__Problem requirements__
Find the lines that include the string "return" and report how many there are. Give no other text.

__Dataset entries__
***

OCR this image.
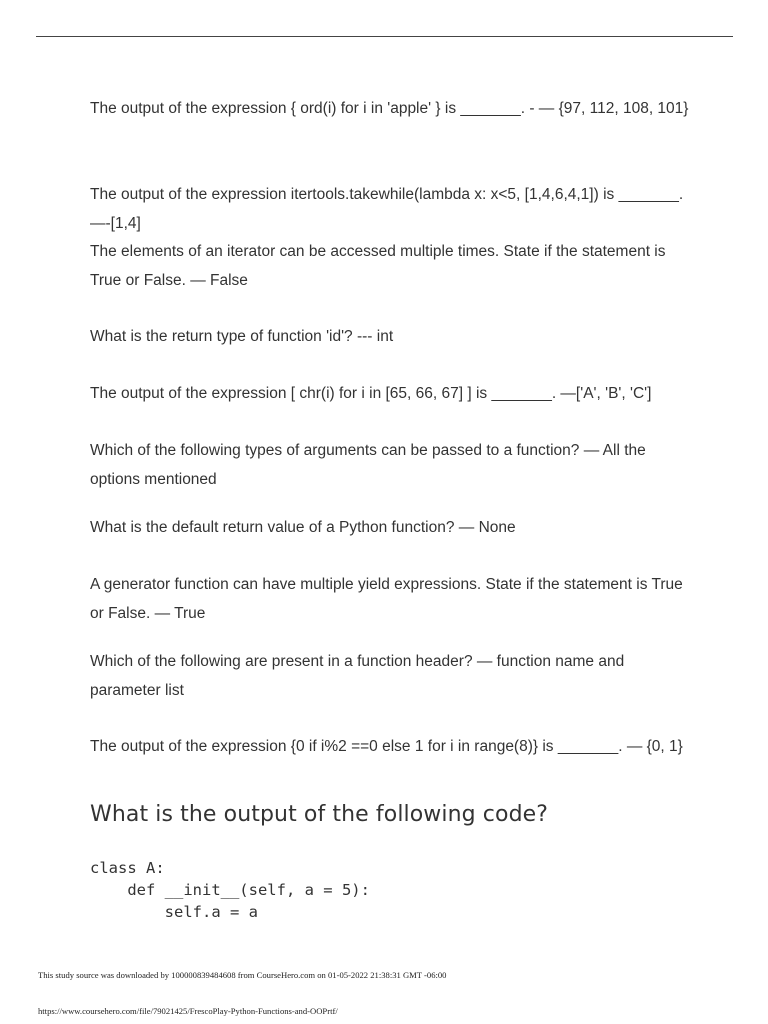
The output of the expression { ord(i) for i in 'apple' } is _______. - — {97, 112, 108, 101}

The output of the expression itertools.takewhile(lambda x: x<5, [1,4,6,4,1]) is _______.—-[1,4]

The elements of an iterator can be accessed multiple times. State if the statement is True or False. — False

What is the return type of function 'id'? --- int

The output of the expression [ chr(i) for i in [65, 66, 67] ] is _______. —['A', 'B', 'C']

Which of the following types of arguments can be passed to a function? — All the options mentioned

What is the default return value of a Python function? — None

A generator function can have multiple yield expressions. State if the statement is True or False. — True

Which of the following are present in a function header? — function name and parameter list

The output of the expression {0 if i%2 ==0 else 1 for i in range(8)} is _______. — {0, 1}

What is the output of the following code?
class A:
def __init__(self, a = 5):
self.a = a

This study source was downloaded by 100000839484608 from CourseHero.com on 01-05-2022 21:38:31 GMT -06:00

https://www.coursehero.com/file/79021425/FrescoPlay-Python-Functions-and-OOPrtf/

***

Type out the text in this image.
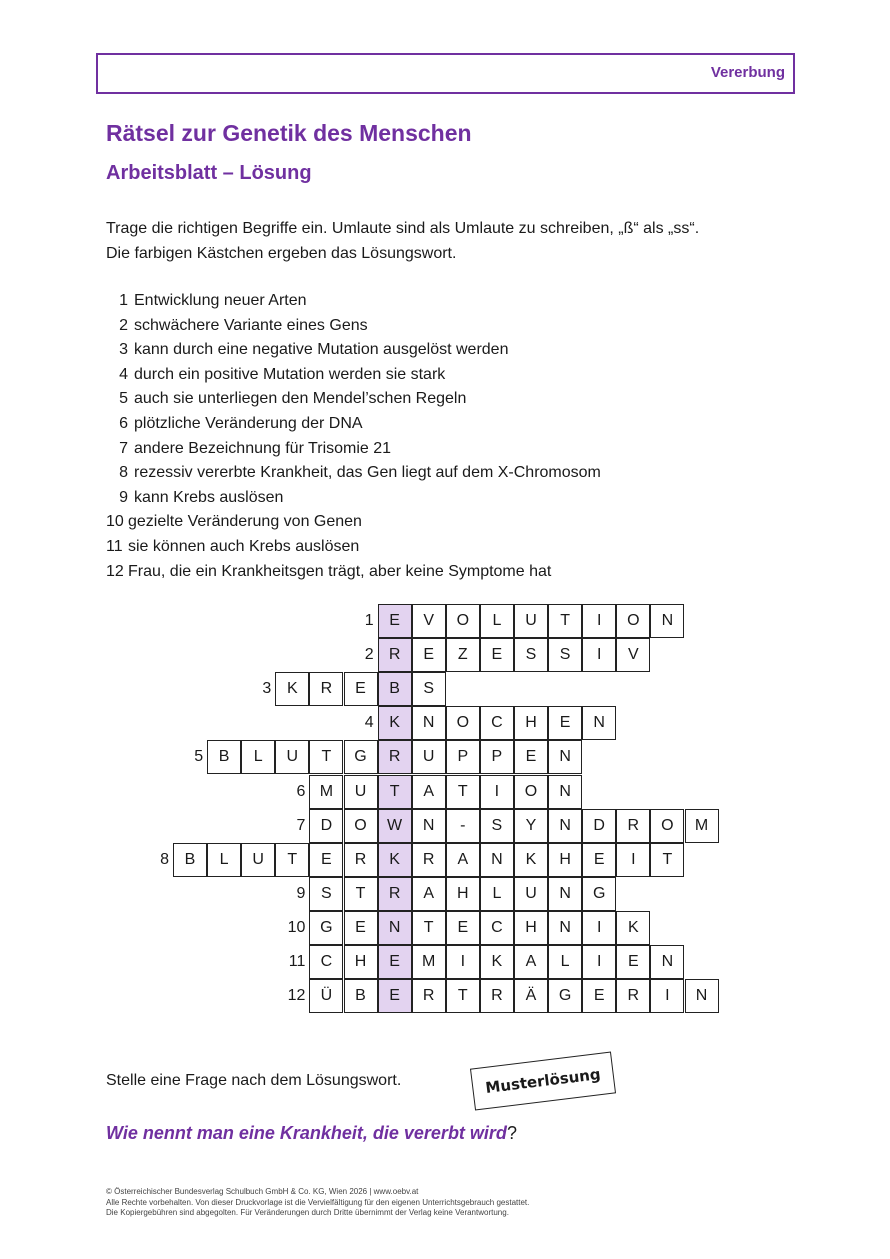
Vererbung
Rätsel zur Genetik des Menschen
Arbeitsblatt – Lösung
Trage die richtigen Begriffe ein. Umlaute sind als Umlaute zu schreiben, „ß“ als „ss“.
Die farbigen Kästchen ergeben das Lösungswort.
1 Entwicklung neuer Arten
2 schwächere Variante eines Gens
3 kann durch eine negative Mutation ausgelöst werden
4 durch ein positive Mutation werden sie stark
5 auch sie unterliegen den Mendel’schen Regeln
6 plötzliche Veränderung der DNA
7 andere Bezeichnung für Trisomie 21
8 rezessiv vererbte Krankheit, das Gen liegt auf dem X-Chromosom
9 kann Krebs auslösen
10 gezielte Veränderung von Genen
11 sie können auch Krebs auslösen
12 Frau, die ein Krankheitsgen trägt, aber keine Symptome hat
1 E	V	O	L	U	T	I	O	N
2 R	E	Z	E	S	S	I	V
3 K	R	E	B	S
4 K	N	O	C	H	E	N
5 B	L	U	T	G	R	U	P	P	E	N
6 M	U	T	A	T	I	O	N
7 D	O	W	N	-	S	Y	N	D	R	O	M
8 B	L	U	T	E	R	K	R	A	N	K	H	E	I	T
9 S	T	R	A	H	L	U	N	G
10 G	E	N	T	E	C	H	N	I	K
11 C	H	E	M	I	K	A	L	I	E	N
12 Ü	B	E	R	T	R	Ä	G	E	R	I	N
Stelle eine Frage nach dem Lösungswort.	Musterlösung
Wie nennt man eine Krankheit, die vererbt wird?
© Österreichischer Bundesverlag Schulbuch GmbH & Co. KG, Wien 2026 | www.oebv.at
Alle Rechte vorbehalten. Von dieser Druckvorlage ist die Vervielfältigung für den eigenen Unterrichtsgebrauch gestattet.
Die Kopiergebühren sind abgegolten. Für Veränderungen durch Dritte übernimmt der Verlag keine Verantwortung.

***

__Written solution__
2